### Task brief
Write out each line from the data below that includes the word "LAKSHMI".

(Dataset entries)
==============================
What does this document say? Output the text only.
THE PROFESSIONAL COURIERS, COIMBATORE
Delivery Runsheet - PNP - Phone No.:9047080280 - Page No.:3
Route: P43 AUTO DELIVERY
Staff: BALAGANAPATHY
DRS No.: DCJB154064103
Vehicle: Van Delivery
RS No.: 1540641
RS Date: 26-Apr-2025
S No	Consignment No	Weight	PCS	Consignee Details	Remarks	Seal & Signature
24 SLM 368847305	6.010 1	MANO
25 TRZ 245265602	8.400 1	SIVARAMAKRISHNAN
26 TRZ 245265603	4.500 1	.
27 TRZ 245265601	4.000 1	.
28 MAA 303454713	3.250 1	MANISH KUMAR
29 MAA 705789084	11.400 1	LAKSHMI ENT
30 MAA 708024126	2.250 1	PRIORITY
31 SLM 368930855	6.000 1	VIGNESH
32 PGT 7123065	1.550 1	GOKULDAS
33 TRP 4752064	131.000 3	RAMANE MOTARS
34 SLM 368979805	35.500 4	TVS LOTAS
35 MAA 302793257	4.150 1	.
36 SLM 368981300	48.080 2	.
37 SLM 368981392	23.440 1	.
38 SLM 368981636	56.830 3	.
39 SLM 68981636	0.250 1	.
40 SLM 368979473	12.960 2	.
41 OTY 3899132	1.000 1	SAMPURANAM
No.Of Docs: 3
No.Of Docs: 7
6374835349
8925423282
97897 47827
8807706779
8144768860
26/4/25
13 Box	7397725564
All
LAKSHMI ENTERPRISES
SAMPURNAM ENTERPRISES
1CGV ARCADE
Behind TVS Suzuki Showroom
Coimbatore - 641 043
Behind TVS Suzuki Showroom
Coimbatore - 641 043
==============================
### Written response
29 MAA 705789084	11.400 1	LAKSHMI ENT
LAKSHMI ENTERPRISES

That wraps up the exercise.